[Records about charts and figures]
-- BEGIN --

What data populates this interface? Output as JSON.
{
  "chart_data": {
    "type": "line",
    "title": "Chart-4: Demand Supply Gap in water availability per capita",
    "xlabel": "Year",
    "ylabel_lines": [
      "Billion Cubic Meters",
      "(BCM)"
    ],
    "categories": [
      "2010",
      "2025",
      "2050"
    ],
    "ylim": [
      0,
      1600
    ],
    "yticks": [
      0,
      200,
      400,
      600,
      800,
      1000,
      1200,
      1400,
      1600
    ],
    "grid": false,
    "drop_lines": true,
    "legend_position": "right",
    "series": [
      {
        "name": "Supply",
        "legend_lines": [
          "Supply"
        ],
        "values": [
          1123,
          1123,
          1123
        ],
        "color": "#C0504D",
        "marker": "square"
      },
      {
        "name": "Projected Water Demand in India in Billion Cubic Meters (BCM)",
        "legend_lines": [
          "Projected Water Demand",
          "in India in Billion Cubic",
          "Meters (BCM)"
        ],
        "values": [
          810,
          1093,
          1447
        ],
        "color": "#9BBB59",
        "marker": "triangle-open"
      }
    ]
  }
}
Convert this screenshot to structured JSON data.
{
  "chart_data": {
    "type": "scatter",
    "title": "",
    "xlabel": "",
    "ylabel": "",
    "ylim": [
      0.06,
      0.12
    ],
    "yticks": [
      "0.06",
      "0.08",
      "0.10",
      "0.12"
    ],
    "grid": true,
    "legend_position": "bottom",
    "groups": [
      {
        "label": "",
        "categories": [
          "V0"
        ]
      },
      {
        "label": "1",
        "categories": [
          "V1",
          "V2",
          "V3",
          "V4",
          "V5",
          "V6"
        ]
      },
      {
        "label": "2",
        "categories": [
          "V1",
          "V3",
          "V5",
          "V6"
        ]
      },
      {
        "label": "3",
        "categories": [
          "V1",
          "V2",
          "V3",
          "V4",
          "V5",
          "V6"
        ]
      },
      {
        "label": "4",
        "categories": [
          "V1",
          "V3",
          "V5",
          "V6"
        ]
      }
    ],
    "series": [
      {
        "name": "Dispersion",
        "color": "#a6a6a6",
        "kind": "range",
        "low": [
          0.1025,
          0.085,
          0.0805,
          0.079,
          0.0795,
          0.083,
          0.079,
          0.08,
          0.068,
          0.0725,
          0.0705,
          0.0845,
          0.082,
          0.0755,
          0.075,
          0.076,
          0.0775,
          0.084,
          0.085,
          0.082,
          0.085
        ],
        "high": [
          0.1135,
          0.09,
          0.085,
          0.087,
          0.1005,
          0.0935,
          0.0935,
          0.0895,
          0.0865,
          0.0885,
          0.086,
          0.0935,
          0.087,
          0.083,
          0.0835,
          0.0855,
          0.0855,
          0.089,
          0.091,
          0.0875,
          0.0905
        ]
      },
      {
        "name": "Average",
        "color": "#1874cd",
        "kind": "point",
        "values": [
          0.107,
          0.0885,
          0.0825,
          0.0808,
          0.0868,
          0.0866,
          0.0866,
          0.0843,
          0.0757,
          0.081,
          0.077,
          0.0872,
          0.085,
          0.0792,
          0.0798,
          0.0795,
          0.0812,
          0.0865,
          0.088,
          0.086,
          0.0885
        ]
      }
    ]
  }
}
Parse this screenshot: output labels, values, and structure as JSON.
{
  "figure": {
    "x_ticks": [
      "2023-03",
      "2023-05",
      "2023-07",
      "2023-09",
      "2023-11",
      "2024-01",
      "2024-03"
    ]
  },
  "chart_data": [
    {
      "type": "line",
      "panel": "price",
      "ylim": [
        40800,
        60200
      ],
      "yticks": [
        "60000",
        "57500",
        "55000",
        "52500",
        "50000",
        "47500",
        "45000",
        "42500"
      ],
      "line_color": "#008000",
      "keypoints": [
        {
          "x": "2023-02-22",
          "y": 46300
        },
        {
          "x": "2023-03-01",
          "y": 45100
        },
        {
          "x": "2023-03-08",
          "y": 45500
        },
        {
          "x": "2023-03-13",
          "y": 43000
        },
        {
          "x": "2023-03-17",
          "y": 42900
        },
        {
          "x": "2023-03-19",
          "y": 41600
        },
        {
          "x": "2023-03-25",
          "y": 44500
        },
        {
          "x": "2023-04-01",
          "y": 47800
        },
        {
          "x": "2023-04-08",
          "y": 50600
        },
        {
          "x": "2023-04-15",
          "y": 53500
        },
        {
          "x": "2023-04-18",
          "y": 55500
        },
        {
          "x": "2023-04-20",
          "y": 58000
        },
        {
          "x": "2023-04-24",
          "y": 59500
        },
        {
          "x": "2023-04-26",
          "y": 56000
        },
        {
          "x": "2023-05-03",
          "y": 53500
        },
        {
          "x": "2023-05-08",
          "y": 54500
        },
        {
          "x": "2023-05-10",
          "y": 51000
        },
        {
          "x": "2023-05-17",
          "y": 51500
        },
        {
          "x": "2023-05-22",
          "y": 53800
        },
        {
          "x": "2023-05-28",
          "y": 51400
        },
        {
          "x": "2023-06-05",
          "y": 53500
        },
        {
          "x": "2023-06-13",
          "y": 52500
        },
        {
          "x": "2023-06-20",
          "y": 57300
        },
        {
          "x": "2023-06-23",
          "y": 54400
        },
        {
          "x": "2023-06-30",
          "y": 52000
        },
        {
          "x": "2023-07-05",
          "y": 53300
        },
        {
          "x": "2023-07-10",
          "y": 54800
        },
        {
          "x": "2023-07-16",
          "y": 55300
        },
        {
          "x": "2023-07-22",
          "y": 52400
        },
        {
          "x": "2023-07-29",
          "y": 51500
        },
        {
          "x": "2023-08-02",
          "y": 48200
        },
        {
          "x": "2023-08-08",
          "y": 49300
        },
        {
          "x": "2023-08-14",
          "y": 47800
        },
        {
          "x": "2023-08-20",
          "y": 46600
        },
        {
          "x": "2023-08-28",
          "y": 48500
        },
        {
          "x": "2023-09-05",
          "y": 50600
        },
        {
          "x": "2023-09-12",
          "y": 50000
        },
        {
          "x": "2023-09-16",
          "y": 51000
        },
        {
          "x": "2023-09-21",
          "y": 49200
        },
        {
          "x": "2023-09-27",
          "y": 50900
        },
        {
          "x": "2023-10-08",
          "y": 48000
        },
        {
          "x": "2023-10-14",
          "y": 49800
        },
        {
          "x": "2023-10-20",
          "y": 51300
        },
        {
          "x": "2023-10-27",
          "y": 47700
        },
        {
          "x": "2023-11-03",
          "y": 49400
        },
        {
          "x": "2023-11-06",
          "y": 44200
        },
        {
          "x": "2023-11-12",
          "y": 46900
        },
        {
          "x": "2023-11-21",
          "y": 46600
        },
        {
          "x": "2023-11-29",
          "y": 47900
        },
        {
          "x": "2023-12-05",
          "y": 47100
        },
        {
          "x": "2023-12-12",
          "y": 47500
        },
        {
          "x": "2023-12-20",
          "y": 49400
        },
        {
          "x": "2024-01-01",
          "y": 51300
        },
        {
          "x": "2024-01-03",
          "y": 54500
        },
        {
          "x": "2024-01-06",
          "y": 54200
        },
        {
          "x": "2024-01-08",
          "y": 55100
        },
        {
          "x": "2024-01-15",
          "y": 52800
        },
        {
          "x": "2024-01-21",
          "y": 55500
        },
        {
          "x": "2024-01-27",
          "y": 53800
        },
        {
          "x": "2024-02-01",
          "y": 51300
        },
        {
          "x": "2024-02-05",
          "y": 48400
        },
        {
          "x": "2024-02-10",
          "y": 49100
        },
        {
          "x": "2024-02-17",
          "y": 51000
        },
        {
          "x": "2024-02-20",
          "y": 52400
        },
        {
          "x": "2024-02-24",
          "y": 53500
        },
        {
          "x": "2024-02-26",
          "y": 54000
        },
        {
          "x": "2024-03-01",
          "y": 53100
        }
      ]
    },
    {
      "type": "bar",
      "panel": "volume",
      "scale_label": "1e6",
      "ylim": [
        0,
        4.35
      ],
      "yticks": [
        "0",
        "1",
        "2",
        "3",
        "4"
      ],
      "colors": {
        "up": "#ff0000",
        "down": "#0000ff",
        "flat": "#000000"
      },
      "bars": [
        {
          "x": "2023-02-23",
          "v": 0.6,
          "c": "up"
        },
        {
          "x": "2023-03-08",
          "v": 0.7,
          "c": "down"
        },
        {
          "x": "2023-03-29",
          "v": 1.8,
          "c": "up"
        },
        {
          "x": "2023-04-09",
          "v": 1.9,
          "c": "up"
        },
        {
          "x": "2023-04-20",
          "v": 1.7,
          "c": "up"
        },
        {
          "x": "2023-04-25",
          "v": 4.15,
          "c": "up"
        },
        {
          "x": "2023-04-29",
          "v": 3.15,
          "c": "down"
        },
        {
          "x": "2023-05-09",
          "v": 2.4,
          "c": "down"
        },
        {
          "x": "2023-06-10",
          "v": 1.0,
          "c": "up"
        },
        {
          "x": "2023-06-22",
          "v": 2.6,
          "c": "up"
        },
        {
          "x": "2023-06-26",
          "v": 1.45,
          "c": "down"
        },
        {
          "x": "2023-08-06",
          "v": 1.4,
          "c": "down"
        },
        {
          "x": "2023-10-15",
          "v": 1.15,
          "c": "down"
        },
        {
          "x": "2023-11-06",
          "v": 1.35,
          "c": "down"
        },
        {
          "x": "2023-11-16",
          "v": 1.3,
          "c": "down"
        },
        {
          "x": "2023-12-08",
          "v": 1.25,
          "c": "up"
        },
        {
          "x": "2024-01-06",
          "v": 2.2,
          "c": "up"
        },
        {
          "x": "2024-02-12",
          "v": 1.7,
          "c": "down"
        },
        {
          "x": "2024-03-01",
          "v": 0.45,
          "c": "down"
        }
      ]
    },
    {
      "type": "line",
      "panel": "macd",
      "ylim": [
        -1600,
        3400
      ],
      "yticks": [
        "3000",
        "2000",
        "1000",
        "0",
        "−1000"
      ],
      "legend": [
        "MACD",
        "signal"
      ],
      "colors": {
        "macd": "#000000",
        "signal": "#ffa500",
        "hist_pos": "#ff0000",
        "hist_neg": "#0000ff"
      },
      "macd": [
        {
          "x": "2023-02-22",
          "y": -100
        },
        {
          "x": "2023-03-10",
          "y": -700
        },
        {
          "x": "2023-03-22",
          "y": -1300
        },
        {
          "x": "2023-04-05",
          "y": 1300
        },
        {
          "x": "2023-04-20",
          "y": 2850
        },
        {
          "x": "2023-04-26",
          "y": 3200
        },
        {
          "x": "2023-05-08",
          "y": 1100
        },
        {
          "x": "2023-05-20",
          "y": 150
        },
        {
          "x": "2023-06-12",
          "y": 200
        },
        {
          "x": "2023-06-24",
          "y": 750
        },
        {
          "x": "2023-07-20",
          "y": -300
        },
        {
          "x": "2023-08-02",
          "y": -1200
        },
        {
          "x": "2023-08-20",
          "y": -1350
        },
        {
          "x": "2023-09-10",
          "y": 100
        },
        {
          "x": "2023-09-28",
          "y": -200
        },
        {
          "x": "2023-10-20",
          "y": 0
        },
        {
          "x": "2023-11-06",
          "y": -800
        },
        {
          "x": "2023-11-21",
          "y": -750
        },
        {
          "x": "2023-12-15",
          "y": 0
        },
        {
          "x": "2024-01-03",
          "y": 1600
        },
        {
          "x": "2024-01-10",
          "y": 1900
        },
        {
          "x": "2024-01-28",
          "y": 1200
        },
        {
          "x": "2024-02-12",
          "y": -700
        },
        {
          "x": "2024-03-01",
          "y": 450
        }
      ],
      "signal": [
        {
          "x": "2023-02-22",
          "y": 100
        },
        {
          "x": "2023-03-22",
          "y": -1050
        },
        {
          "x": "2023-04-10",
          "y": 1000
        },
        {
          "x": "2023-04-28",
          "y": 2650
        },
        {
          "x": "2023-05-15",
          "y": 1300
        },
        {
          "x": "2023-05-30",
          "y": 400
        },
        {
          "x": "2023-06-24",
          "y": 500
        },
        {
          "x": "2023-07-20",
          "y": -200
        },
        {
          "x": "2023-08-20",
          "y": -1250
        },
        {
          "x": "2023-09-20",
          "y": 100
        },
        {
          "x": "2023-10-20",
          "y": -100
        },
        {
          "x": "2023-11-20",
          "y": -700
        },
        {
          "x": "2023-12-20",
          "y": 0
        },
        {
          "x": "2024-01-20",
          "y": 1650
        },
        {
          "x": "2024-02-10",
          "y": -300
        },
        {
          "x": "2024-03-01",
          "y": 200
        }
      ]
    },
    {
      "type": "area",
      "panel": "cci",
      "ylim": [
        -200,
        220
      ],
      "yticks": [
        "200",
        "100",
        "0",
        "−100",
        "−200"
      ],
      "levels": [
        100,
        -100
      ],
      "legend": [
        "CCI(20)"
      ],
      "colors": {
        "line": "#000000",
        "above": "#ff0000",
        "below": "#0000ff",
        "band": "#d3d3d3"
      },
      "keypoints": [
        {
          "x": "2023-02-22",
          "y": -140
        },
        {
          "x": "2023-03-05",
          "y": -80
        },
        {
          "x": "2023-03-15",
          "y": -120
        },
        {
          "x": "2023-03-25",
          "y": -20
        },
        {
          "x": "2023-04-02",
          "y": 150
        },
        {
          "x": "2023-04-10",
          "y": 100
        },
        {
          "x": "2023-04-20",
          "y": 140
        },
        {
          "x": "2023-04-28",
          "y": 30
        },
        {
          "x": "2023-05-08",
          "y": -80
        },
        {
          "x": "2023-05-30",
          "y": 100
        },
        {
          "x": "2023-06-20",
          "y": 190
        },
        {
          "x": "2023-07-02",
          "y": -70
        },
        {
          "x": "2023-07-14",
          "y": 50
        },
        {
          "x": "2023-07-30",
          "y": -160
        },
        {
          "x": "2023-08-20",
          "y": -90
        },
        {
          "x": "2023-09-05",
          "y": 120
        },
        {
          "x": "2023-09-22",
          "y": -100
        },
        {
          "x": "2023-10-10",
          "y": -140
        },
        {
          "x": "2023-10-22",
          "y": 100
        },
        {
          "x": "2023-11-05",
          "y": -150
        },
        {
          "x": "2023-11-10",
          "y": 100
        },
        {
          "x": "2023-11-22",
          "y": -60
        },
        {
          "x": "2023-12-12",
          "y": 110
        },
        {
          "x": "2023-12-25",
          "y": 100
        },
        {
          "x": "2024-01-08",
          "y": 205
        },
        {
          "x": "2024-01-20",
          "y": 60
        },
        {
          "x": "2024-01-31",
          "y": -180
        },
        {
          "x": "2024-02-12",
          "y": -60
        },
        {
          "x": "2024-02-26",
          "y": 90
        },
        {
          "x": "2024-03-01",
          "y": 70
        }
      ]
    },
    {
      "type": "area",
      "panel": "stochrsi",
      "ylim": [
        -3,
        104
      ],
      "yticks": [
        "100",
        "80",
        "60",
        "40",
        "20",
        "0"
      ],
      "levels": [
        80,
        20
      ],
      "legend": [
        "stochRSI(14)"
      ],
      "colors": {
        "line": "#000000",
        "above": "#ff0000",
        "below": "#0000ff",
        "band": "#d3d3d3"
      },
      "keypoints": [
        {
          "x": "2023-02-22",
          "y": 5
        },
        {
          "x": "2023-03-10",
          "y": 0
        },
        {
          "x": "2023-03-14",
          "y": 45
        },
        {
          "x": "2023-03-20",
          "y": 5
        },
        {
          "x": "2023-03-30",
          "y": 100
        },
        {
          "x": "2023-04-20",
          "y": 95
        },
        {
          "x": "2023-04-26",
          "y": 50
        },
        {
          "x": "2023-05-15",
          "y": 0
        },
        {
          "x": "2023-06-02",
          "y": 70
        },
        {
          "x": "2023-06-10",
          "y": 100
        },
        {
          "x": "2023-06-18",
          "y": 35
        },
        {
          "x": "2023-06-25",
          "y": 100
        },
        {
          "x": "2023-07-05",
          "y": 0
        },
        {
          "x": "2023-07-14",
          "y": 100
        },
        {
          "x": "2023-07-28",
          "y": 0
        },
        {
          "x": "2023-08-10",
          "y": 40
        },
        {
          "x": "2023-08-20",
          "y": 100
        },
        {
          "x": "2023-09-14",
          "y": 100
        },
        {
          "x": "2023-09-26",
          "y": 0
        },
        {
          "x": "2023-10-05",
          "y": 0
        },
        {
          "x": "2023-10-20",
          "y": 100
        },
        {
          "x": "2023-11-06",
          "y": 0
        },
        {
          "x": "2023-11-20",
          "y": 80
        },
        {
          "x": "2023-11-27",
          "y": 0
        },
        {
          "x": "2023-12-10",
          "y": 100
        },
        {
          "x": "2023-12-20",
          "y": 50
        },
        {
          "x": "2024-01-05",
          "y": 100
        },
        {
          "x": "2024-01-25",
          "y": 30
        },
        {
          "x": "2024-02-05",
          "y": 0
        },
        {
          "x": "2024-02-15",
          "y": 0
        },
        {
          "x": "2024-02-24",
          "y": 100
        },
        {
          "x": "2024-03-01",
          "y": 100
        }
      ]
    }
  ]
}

-- END --

WRITTEN TASK: Filter the records, keeping only lines that contain "marker", and show those lines.

EXERCISE RESULT:
        "marker": "square"
        "marker": "triangle-open"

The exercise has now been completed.